▶ [RECORDS FOR THIS TASK]
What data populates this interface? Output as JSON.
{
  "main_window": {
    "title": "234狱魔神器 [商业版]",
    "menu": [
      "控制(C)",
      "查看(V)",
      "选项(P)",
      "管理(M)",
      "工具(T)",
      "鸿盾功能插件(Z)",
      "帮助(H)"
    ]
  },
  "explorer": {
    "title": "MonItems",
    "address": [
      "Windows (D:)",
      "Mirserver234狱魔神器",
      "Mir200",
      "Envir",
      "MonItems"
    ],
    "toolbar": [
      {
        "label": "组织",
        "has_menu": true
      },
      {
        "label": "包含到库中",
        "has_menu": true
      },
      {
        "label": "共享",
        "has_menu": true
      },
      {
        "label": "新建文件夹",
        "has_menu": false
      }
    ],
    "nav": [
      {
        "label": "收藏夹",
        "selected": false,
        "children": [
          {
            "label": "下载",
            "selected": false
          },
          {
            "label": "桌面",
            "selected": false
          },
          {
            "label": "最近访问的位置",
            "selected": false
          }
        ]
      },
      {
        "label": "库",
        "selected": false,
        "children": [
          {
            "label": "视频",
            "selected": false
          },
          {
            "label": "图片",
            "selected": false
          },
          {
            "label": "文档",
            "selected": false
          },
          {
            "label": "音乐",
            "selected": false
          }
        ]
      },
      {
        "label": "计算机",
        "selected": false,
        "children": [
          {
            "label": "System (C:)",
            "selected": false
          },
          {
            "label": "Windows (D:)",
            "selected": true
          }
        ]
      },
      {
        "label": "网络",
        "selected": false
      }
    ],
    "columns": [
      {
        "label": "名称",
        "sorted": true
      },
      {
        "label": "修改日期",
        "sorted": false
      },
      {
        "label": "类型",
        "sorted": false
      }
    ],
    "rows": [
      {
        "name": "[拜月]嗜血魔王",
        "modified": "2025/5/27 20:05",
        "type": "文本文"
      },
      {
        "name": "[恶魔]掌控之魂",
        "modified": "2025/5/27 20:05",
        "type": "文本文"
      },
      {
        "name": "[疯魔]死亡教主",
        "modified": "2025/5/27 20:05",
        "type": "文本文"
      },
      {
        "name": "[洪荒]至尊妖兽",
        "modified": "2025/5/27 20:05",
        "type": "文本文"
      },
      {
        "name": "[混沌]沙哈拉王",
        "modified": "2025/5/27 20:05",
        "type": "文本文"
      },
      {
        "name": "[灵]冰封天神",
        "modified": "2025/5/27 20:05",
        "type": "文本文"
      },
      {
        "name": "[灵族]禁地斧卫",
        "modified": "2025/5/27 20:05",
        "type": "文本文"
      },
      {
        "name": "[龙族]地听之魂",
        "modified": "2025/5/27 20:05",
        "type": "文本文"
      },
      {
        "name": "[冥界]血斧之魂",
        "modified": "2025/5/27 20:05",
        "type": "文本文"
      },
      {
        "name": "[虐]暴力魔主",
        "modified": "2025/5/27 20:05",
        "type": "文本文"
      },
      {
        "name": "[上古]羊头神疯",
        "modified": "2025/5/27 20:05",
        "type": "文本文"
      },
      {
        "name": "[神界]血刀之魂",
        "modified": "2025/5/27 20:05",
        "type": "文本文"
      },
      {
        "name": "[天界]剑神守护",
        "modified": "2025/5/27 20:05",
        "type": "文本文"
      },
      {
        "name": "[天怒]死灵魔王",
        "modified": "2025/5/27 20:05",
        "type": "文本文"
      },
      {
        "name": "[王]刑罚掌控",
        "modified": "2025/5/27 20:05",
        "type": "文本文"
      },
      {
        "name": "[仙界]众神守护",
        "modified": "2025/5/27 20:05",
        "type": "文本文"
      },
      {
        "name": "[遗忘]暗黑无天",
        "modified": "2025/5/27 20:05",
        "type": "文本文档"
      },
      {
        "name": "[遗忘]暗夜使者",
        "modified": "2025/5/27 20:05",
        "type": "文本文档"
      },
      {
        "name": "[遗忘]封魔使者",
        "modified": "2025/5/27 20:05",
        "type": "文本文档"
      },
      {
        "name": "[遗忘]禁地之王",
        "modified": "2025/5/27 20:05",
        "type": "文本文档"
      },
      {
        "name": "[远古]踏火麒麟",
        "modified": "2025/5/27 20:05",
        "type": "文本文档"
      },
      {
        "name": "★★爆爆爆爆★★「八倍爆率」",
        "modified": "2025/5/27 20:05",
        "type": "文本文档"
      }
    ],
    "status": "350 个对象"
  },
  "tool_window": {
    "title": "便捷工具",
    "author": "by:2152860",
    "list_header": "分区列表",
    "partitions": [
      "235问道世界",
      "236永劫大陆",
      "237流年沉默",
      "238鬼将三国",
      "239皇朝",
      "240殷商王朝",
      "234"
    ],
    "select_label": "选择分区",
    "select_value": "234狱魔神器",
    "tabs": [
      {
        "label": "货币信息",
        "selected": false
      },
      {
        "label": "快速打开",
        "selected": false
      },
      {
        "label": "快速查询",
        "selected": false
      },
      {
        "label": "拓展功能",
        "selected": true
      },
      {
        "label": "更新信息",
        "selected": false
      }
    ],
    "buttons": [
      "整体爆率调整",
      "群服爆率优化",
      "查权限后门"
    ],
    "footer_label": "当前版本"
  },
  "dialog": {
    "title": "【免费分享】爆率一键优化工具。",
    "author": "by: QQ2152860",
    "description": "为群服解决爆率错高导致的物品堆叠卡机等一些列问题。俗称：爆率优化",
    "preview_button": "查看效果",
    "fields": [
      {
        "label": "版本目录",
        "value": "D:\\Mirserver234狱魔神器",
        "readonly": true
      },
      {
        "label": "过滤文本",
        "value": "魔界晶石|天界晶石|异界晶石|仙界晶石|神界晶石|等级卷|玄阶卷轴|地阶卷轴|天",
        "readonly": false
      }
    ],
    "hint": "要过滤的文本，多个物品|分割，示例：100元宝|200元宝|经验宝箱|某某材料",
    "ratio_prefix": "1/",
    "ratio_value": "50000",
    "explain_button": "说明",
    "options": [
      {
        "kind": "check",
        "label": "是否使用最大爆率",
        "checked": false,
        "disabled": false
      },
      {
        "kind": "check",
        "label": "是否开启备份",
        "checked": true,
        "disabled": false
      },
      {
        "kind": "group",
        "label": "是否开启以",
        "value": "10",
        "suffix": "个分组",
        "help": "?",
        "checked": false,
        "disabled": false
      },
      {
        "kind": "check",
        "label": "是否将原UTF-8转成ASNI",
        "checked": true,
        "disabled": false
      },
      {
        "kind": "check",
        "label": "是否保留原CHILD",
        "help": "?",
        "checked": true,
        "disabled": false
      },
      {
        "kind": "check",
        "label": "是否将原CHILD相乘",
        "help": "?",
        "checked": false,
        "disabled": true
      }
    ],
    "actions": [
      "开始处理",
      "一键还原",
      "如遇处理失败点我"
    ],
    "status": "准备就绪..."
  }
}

▶ [WORK TO DO] Reproduce every line of the data verbatim.

▶ [COMPLETED EXERCISE]
What data populates this interface? Output as JSON.
{
  "main_window": {
    "title": "234狱魔神器 [商业版]",
    "menu": [
      "控制(C)",
      "查看(V)",
      "选项(P)",
      "管理(M)",
      "工具(T)",
      "鸿盾功能插件(Z)",
      "帮助(H)"
    ]
  },
  "explorer": {
    "title": "MonItems",
    "address": [
      "Windows (D:)",
      "Mirserver234狱魔神器",
      "Mir200",
      "Envir",
      "MonItems"
    ],
    "toolbar": [
      {
        "label": "组织",
        "has_menu": true
      },
      {
        "label": "包含到库中",
        "has_menu": true
      },
      {
        "label": "共享",
        "has_menu": true
      },
      {
        "label": "新建文件夹",
        "has_menu": false
      }
    ],
    "nav": [
      {
        "label": "收藏夹",
        "selected": false,
        "children": [
          {
            "label": "下载",
            "selected": false
          },
          {
            "label": "桌面",
            "selected": false
          },
          {
            "label": "最近访问的位置",
            "selected": false
          }
        ]
      },
      {
        "label": "库",
        "selected": false,
        "children": [
          {
            "label": "视频",
            "selected": false
          },
          {
            "label": "图片",
            "selected": false
          },
          {
            "label": "文档",
            "selected": false
          },
          {
            "label": "音乐",
            "selected": false
          }
        ]
      },
      {
        "label": "计算机",
        "selected": false,
        "children": [
          {
            "label": "System (C:)",
            "selected": false
          },
          {
            "label": "Windows (D:)",
            "selected": true
          }
        ]
      },
      {
        "label": "网络",
        "selected": false
      }
    ],
    "columns": [
      {
        "label": "名称",
        "sorted": true
      },
      {
        "label": "修改日期",
        "sorted": false
      },
      {
        "label": "类型",
        "sorted": false
      }
    ],
    "rows": [
      {
        "name": "[拜月]嗜血魔王",
        "modified": "2025/5/27 20:05",
        "type": "文本文"
      },
      {
        "name": "[恶魔]掌控之魂",
        "modified": "2025/5/27 20:05",
        "type": "文本文"
      },
      {
        "name": "[疯魔]死亡教主",
        "modified": "2025/5/27 20:05",
        "type": "文本文"
      },
      {
        "name": "[洪荒]至尊妖兽",
        "modified": "2025/5/27 20:05",
        "type": "文本文"
      },
      {
        "name": "[混沌]沙哈拉王",
        "modified": "2025/5/27 20:05",
        "type": "文本文"
      },
      {
        "name": "[灵]冰封天神",
        "modified": "2025/5/27 20:05",
        "type": "文本文"
      },
      {
        "name": "[灵族]禁地斧卫",
        "modified": "2025/5/27 20:05",
        "type": "文本文"
      },
      {
        "name": "[龙族]地听之魂",
        "modified": "2025/5/27 20:05",
        "type": "文本文"
      },
      {
        "name": "[冥界]血斧之魂",
        "modified": "2025/5/27 20:05",
        "type": "文本文"
      },
      {
        "name": "[虐]暴力魔主",
        "modified": "2025/5/27 20:05",
        "type": "文本文"
      },
      {
        "name": "[上古]羊头神疯",
        "modified": "2025/5/27 20:05",
        "type": "文本文"
      },
      {
        "name": "[神界]血刀之魂",
        "modified": "2025/5/27 20:05",
        "type": "文本文"
      },
      {
        "name": "[天界]剑神守护",
        "modified": "2025/5/27 20:05",
        "type": "文本文"
      },
      {
        "name": "[天怒]死灵魔王",
        "modified": "2025/5/27 20:05",
        "type": "文本文"
      },
      {
        "name": "[王]刑罚掌控",
        "modified": "2025/5/27 20:05",
        "type": "文本文"
      },
      {
        "name": "[仙界]众神守护",
        "modified": "2025/5/27 20:05",
        "type": "文本文"
      },
      {
        "name": "[遗忘]暗黑无天",
        "modified": "2025/5/27 20:05",
        "type": "文本文档"
      },
      {
        "name": "[遗忘]暗夜使者",
        "modified": "2025/5/27 20:05",
        "type": "文本文档"
      },
      {
        "name": "[遗忘]封魔使者",
        "modified": "2025/5/27 20:05",
        "type": "文本文档"
      },
      {
        "name": "[遗忘]禁地之王",
        "modified": "2025/5/27 20:05",
        "type": "文本文档"
      },
      {
        "name": "[远古]踏火麒麟",
        "modified": "2025/5/27 20:05",
        "type": "文本文档"
      },
      {
        "name": "★★爆爆爆爆★★「八倍爆率」",
        "modified": "2025/5/27 20:05",
        "type": "文本文档"
      }
    ],
    "status": "350 个对象"
  },
  "tool_window": {
    "title": "便捷工具",
    "author": "by:2152860",
    "list_header": "分区列表",
    "partitions": [
      "235问道世界",
      "236永劫大陆",
      "237流年沉默",
      "238鬼将三国",
      "239皇朝",
      "240殷商王朝",
      "234"
    ],
    "select_label": "选择分区",
    "select_value": "234狱魔神器",
    "tabs": [
      {
        "label": "货币信息",
        "selected": false
      },
      {
        "label": "快速打开",
        "selected": false
      },
      {
        "label": "快速查询",
        "selected": false
      },
      {
        "label": "拓展功能",
        "selected": true
      },
      {
        "label": "更新信息",
        "selected": false
      }
    ],
    "buttons": [
      "整体爆率调整",
      "群服爆率优化",
      "查权限后门"
    ],
    "footer_label": "当前版本"
  },
  "dialog": {
    "title": "【免费分享】爆率一键优化工具。",
    "author": "by: QQ2152860",
    "description": "为群服解决爆率错高导致的物品堆叠卡机等一些列问题。俗称：爆率优化",
    "preview_button": "查看效果",
    "fields": [
      {
        "label": "版本目录",
        "value": "D:\\Mirserver234狱魔神器",
        "readonly": true
      },
      {
        "label": "过滤文本",
        "value": "魔界晶石|天界晶石|异界晶石|仙界晶石|神界晶石|等级卷|玄阶卷轴|地阶卷轴|天",
        "readonly": false
      }
    ],
    "hint": "要过滤的文本，多个物品|分割，示例：100元宝|200元宝|经验宝箱|某某材料",
    "ratio_prefix": "1/",
    "ratio_value": "50000",
    "explain_button": "说明",
    "options": [
      {
        "kind": "check",
        "label": "是否使用最大爆率",
        "checked": false,
        "disabled": false
      },
      {
        "kind": "check",
        "label": "是否开启备份",
        "checked": true,
        "disabled": false
      },
      {
        "kind": "group",
        "label": "是否开启以",
        "value": "10",
        "suffix": "个分组",
        "help": "?",
        "checked": false,
        "disabled": false
      },
      {
        "kind": "check",
        "label": "是否将原UTF-8转成ASNI",
        "checked": true,
        "disabled": false
      },
      {
        "kind": "check",
        "label": "是否保留原CHILD",
        "help": "?",
        "checked": true,
        "disabled": false
      },
      {
        "kind": "check",
        "label": "是否将原CHILD相乘",
        "help": "?",
        "checked": false,
        "disabled": true
      }
    ],
    "actions": [
      "开始处理",
      "一键还原",
      "如遇处理失败点我"
    ],
    "status": "准备就绪..."
  }
}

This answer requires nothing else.